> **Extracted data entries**
• • • •

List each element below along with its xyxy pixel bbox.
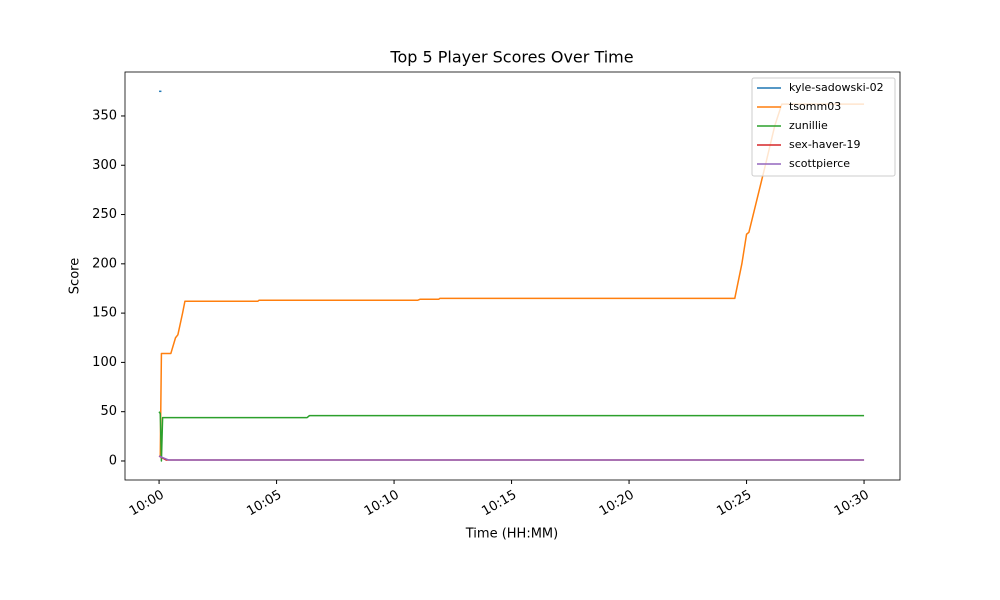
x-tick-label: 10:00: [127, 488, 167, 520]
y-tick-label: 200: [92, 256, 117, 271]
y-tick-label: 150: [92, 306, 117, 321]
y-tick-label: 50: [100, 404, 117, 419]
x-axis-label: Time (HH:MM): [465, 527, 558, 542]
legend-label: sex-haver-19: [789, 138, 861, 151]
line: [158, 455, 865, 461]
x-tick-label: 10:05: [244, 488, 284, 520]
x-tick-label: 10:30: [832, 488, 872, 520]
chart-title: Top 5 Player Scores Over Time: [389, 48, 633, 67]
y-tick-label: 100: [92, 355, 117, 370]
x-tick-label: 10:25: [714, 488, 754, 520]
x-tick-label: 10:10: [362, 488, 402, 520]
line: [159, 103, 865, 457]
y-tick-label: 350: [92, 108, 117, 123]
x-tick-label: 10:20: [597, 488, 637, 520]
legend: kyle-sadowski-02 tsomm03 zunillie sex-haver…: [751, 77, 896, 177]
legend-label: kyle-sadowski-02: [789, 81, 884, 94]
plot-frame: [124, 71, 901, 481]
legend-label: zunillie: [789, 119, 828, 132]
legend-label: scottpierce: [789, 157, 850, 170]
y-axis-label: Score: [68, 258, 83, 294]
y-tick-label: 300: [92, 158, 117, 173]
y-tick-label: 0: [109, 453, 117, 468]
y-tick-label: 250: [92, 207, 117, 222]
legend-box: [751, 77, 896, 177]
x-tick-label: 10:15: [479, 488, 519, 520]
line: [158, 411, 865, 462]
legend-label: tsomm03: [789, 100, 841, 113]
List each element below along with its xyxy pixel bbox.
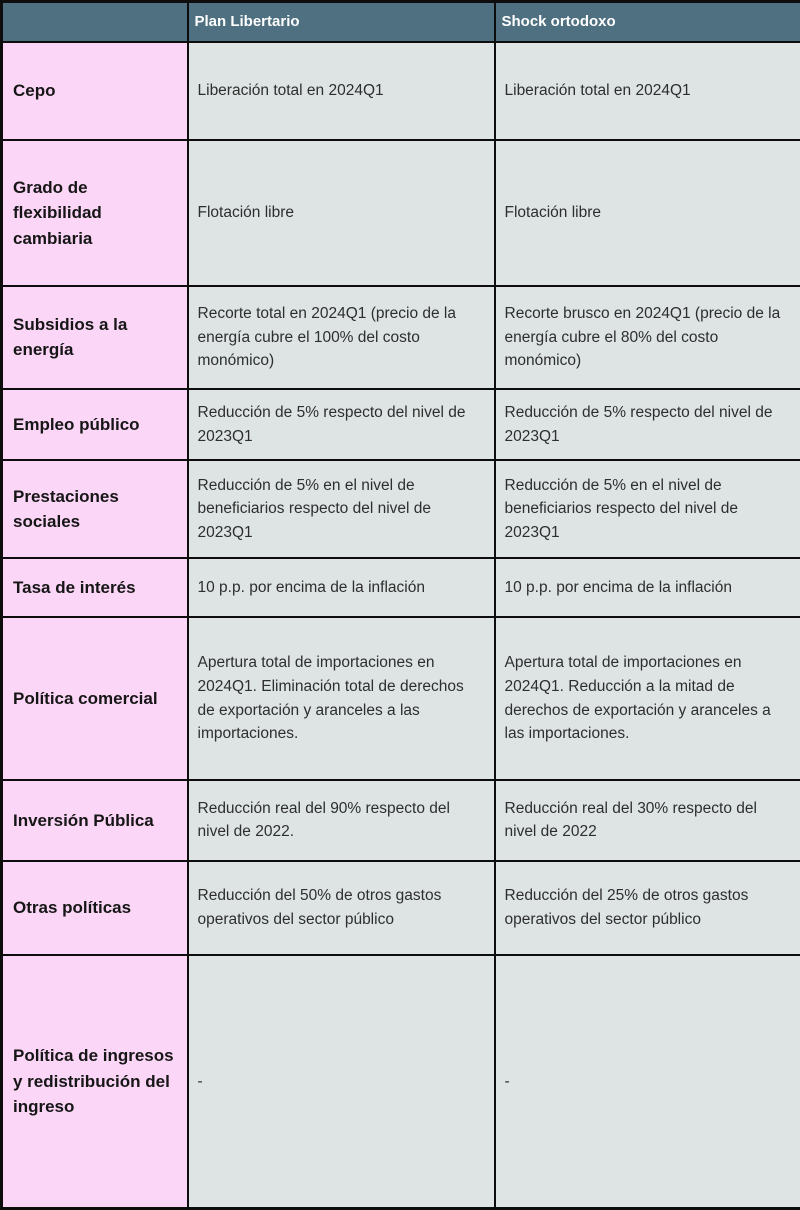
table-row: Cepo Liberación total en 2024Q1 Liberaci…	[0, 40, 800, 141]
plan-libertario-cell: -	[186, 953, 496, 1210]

• • • •

> **PROMPT**
Copy every line of the rows above character for character, omitting the pictures.

> **EXERCISE ANSWER**
List each element below along with its xyxy pixel bbox.
x-tick-label: 10:00: [127, 488, 167, 520]
y-tick-label: 200: [92, 256, 117, 271]
y-tick-label: 150: [92, 306, 117, 321]
y-tick-label: 50: [100, 404, 117, 419]
x-axis-label: Time (HH:MM): [465, 527, 558, 542]
legend-label: sex-haver-19: [789, 138, 861, 151]
line: [158, 455, 865, 461]
x-tick-label: 10:05: [244, 488, 284, 520]
x-tick-label: 10:30: [832, 488, 872, 520]
chart-title: Top 5 Player Scores Over Time: [389, 48, 633, 67]
y-tick-label: 100: [92, 355, 117, 370]
x-tick-label: 10:25: [714, 488, 754, 520]
x-tick-label: 10:10: [362, 488, 402, 520]
line: [159, 103, 865, 457]
y-tick-label: 350: [92, 108, 117, 123]
x-tick-label: 10:20: [597, 488, 637, 520]
legend: kyle-sadowski-02 tsomm03 zunillie sex-haver…: [751, 77, 896, 177]
legend-label: kyle-sadowski-02: [789, 81, 884, 94]
plot-frame: [124, 71, 901, 481]
legend-label: zunillie: [789, 119, 828, 132]
legend-label: scottpierce: [789, 157, 850, 170]
y-axis-label: Score: [68, 258, 83, 294]
y-tick-label: 300: [92, 158, 117, 173]
y-tick-label: 0: [109, 453, 117, 468]
y-tick-label: 250: [92, 207, 117, 222]
legend-box: [751, 77, 896, 177]
x-tick-label: 10:15: [479, 488, 519, 520]
line: [158, 411, 865, 462]
legend-label: tsomm03: [789, 100, 841, 113]
List each element below along with its xyxy pixel bbox.
table-row: Cepo Liberación total en 2024Q1 Liberaci…	[0, 40, 800, 141]
plan-libertario-cell: -	[186, 953, 496, 1210]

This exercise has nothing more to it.